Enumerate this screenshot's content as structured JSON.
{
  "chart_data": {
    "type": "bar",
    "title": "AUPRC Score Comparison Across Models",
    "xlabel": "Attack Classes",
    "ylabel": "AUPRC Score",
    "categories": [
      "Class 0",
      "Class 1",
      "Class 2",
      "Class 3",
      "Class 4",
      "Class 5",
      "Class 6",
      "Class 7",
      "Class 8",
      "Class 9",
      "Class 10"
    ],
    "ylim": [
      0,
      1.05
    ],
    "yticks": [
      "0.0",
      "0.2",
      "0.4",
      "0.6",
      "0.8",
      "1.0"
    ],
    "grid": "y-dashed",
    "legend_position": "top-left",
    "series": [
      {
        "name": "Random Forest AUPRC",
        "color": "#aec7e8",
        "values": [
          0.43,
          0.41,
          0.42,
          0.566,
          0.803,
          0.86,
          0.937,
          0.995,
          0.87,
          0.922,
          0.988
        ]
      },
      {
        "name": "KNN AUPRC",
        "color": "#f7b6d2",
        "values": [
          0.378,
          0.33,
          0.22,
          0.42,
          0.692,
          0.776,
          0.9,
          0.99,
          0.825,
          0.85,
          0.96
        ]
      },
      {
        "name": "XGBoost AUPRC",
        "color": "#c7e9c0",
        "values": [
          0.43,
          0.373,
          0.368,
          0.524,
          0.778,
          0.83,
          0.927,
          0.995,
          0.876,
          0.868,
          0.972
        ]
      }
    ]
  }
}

Aim => Gather from the records above every line containing the string "AUPRC".

Answer to the exercise =>
    "title": "AUPRC Score Comparison Across Models",
    "ylabel": "AUPRC Score",
        "name": "Random Forest AUPRC",
        "name": "KNN AUPRC",
        "name": "XGBoost AUPRC",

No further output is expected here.